Case ID: kan_129/html/0516-01.html
Source: Caselaw Access Project
Author: {"author": "Harvey, J.:", "license": "Public Domain", "url": "https://static.case.law/"}
Date Created: 2024-08-24T03:29:51.129683

No. 29,034.
    Charles Ferguson, Appellee, v. Palmolive-Peet Company and The Ætna Insurance Company, Appellants.
    
    (283 Pac. 508.)
    Opinion filed January 11, 1930.
    
      A. L. Berger, of Kansas City, for the appellants.
    
      A. J. Herrod, of Kansas City, for the appellee.
   The opinion of the court was delivered by

Harvey, J.:

This is a workmen’s compensation case. There is a motion to dismiss the appeal. Dates important to be considered in passing on this motion are as follows: The workman was injured January 13, 1928. There was a hearing before the commissioner, who decided the case September 24, 1928. There was an appeal to the district court, where the cause was submitted, and judgment was rendered January 19, 1929. These are the only dates necessary to be taken into consideration. The workmen’s compensation statute (Laws 1927, ch. 232) in force at the times mentioned, did not provide for an appeal to this court. (Norman v. Consolidated Cement Co., 127 Kan. 643, 274 Pac. 233. See, also, Begley v. Missouri Pac. Rld. Co., 128 Kan. 790, 791, 797, 280 Pac. 902.)

■ **Description of the task**:
Answer these questions from the workmen's compensation opinion:
(a) Who represented the appellants?
(b) On what date was the workman injured?
(c) On what date was the opinion filed?

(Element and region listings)
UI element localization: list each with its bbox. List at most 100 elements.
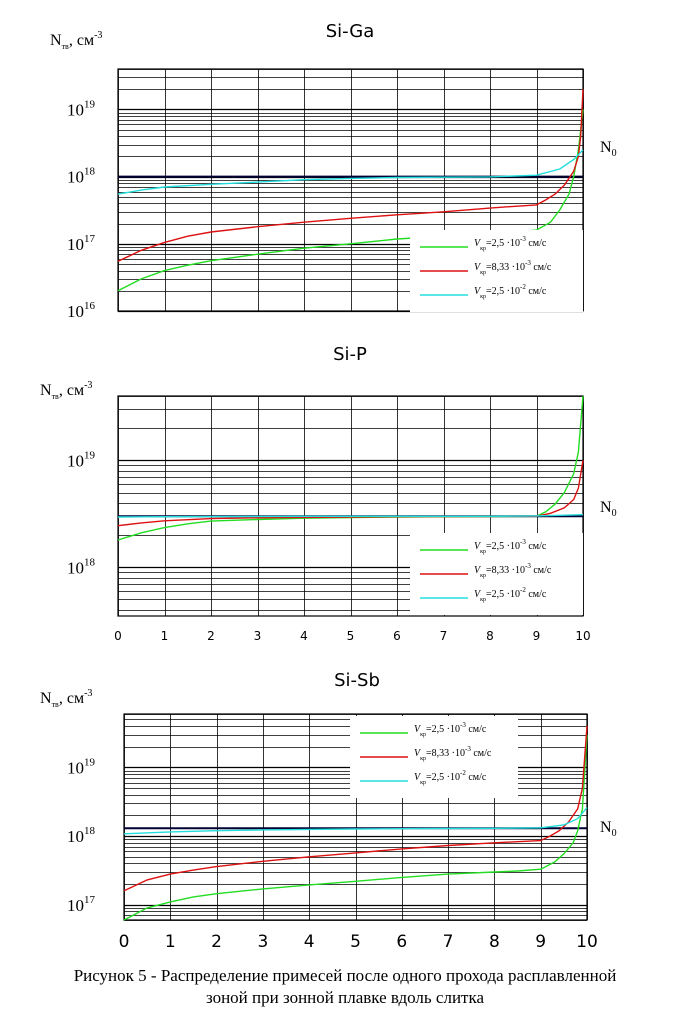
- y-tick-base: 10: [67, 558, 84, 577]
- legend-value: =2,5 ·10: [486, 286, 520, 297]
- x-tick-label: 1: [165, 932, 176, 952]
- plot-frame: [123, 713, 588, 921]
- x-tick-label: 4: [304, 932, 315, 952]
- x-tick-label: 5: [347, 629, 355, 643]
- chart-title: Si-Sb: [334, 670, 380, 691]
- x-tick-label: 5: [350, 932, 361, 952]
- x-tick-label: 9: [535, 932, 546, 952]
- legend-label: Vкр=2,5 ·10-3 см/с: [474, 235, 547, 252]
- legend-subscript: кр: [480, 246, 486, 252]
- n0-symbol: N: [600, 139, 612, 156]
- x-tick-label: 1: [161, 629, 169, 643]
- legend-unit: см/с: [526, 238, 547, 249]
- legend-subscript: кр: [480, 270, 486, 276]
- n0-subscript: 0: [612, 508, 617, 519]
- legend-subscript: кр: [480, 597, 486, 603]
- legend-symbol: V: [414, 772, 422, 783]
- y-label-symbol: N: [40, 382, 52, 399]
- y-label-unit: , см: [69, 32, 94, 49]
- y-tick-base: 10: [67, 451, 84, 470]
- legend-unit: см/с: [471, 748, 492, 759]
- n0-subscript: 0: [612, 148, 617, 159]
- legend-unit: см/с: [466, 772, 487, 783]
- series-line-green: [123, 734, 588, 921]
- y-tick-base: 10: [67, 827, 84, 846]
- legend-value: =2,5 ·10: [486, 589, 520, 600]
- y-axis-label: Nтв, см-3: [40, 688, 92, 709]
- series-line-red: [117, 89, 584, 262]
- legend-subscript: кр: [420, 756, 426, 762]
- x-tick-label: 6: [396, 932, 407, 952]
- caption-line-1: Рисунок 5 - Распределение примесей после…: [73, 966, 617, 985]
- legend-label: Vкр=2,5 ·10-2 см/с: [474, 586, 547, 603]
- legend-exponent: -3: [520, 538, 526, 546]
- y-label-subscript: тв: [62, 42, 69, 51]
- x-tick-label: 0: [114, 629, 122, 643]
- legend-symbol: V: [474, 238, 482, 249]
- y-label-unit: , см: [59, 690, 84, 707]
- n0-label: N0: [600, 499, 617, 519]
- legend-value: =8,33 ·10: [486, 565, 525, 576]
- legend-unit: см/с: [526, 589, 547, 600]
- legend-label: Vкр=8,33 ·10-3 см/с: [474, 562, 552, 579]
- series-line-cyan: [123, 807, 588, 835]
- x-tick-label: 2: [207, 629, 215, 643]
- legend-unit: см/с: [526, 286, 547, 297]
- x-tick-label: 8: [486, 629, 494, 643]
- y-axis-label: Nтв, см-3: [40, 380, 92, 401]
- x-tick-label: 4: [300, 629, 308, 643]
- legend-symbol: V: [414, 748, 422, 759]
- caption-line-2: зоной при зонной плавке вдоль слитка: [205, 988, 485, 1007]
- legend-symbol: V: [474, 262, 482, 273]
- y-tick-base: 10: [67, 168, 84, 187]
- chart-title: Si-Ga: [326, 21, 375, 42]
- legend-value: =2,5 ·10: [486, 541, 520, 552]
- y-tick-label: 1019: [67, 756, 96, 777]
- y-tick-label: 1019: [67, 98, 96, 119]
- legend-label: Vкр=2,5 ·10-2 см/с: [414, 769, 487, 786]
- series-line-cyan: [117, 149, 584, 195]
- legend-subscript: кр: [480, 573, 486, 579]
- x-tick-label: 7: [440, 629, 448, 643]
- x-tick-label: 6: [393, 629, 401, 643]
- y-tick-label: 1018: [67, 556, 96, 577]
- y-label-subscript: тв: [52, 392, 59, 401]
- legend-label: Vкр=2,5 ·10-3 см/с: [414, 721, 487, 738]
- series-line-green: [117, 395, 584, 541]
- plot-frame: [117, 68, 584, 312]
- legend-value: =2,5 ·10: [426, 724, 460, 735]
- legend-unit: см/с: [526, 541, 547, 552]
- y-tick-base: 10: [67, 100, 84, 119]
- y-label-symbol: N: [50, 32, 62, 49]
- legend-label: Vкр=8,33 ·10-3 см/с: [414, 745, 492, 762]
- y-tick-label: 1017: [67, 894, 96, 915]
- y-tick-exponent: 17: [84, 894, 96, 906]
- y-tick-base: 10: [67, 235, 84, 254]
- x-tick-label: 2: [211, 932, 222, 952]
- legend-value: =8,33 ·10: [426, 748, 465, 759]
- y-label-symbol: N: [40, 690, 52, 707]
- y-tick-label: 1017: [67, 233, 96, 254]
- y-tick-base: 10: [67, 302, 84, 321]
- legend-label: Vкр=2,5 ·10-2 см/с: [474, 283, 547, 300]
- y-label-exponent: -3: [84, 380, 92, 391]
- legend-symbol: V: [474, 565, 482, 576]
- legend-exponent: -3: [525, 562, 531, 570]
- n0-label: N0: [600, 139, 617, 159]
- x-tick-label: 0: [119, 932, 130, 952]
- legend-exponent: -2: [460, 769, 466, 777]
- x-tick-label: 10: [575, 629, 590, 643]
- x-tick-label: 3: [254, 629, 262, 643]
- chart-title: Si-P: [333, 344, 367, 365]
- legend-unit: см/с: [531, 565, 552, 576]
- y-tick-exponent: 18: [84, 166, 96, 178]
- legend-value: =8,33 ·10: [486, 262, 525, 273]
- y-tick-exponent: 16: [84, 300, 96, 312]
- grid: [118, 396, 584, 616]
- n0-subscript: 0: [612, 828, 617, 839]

---

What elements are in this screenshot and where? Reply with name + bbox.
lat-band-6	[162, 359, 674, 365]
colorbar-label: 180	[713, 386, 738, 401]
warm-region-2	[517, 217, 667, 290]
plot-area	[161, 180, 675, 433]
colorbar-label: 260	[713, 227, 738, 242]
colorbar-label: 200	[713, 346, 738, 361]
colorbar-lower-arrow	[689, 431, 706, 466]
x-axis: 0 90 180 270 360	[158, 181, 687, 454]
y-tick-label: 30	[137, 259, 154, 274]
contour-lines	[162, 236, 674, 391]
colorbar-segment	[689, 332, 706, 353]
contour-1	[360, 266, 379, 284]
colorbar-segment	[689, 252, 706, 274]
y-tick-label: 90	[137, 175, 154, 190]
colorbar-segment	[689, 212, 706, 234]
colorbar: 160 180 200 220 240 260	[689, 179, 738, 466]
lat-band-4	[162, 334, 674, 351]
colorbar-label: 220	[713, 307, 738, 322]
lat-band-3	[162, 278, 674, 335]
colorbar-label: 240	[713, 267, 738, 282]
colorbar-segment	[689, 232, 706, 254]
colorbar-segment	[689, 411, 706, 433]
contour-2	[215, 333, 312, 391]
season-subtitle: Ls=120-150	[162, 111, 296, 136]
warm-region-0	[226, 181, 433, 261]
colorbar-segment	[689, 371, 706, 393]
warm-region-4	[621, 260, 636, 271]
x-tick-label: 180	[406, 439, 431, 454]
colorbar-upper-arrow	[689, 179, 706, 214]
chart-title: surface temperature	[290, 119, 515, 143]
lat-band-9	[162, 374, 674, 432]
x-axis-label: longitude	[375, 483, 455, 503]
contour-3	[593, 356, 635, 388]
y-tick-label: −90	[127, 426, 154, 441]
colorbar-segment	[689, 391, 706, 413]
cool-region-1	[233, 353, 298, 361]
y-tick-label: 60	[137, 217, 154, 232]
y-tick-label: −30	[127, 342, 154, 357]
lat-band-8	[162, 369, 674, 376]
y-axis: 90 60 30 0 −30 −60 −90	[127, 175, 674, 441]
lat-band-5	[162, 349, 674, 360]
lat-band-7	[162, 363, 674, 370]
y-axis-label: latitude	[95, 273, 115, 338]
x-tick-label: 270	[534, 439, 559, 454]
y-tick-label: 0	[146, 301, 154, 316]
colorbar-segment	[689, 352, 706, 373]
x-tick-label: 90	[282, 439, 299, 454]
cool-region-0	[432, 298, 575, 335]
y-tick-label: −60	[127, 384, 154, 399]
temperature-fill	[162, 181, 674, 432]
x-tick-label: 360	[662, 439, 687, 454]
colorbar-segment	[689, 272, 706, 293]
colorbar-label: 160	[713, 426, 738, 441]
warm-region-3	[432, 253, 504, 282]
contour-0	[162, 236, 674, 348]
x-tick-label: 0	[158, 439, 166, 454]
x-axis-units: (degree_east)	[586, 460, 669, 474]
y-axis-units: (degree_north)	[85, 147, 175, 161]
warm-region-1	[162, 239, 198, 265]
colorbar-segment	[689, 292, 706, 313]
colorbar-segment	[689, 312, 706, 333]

■ **Solution below**:
(a) A. L. Berger, of Kansas City
(b) January 13, 1928
(c) January 11, 1930